## Supplied records

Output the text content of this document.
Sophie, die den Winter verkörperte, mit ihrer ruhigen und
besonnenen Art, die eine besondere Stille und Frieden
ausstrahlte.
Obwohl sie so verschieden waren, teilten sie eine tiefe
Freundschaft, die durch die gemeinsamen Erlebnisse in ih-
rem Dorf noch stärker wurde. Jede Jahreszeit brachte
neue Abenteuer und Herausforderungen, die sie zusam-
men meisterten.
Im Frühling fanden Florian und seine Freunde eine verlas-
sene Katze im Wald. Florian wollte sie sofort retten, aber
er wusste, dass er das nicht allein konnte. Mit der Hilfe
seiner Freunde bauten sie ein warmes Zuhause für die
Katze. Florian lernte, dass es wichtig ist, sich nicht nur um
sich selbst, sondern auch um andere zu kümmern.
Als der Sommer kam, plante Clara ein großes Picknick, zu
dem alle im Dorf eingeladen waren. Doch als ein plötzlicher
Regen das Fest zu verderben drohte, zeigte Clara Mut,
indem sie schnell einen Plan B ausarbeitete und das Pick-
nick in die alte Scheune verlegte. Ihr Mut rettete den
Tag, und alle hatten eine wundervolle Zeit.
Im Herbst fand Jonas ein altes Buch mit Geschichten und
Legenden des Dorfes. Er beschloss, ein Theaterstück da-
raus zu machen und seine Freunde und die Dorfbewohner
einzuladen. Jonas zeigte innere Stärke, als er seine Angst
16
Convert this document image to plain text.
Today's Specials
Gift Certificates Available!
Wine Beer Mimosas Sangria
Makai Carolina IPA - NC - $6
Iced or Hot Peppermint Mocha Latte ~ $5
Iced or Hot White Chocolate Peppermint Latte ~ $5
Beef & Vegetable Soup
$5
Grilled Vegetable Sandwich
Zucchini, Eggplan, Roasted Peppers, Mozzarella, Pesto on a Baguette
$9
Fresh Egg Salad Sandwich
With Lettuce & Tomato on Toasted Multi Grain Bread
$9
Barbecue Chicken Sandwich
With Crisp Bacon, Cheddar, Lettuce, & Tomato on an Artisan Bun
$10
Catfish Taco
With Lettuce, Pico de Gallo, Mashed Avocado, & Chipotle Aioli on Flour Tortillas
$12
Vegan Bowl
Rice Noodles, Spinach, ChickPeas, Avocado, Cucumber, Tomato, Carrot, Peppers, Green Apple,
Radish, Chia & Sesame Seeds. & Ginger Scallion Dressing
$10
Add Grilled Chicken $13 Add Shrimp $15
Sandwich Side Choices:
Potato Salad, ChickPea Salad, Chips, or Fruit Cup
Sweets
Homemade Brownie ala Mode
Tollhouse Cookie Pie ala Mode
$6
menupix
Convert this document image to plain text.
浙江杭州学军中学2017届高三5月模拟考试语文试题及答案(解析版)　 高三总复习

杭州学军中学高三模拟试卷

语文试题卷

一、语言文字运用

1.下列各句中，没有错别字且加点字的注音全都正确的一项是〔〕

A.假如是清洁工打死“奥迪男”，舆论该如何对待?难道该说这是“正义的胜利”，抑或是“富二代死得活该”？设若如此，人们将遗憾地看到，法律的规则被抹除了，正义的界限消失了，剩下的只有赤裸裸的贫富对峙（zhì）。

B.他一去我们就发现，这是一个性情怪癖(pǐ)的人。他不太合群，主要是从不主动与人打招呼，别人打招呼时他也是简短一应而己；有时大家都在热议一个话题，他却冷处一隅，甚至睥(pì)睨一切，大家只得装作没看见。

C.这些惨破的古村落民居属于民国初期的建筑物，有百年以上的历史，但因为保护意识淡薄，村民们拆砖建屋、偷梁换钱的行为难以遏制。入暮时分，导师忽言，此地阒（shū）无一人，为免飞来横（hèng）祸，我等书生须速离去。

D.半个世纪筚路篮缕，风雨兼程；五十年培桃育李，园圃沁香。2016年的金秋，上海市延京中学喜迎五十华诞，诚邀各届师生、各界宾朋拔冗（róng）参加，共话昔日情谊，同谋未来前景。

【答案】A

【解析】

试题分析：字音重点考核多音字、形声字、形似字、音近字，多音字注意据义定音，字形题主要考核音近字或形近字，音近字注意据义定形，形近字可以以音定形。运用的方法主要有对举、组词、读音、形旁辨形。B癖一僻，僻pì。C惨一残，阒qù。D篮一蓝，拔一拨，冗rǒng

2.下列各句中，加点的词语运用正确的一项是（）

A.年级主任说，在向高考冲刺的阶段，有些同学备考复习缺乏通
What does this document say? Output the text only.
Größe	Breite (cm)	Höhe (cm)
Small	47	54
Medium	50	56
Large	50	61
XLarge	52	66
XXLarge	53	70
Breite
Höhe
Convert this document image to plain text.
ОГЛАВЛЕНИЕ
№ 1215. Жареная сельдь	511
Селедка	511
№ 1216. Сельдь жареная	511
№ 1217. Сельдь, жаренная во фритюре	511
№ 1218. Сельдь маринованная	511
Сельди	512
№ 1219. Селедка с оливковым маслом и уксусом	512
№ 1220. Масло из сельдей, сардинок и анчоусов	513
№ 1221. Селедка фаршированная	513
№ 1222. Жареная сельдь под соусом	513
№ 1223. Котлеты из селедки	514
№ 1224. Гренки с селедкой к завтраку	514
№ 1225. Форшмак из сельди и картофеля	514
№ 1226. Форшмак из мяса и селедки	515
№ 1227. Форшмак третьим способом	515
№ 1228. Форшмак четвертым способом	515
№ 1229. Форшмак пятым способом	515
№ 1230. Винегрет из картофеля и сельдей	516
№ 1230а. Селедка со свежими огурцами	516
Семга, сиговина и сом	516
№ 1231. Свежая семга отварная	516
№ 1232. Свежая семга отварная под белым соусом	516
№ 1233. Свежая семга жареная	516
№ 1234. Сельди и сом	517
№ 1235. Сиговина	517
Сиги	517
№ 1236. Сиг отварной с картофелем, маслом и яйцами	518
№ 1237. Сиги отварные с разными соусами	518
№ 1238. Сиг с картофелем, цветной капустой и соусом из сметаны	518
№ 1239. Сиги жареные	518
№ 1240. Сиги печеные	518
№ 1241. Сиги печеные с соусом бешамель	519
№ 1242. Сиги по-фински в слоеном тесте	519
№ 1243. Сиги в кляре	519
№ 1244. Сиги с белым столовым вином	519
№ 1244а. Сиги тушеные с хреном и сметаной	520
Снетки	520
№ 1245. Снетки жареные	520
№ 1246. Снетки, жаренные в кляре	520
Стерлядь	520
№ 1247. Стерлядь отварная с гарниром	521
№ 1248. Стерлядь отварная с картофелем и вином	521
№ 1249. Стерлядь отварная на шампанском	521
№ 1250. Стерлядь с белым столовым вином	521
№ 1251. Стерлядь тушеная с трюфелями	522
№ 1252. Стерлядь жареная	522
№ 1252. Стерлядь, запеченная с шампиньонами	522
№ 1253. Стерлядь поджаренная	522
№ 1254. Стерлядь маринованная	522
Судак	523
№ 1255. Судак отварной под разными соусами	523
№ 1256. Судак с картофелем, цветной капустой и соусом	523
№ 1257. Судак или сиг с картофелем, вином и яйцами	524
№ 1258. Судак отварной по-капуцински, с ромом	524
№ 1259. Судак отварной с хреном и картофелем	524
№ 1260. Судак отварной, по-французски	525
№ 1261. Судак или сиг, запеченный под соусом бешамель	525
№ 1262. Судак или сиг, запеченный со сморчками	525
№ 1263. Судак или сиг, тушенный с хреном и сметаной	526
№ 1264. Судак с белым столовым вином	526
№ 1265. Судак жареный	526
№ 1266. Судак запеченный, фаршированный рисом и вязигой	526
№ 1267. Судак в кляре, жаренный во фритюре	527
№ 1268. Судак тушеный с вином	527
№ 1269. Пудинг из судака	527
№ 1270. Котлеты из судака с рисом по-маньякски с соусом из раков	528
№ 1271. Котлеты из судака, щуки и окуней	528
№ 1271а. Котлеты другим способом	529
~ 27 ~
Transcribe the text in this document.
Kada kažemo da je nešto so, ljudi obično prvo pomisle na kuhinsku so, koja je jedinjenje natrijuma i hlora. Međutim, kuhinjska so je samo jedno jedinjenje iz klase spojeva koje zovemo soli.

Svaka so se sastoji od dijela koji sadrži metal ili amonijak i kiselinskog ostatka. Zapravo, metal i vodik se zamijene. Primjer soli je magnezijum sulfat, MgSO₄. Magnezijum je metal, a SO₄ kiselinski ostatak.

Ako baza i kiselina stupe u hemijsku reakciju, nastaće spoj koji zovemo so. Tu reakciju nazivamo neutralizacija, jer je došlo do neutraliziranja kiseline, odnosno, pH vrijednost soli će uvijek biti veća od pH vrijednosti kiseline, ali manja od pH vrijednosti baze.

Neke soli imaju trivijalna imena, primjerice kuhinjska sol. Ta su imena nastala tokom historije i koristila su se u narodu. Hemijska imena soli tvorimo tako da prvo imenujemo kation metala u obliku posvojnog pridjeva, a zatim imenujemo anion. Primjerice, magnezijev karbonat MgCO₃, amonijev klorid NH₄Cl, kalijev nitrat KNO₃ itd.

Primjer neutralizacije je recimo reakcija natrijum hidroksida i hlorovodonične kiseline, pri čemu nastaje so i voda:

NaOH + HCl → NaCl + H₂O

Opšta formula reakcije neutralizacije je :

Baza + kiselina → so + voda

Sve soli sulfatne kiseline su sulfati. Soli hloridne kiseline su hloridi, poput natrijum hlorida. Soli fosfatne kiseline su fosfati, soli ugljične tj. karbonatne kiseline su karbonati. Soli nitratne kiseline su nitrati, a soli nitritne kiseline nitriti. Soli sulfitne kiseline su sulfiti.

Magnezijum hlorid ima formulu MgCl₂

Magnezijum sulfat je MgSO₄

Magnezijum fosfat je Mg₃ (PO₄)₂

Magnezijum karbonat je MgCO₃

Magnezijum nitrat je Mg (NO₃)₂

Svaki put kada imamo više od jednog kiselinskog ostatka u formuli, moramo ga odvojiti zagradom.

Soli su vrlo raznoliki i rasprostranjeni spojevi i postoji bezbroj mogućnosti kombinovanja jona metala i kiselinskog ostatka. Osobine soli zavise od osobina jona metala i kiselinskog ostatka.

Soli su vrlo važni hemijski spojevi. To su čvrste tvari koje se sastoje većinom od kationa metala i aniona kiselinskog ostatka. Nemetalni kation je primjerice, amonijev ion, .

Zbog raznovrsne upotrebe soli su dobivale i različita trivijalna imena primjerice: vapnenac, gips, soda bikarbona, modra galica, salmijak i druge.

## Job
Identify and extract each line of the listing that contains "下列各句中".

## Finished task
1.下列各句中，没有错别字且加点字的注音全都正确的一项是〔〕
2.下列各句中，加点的词语运用正确的一项是（）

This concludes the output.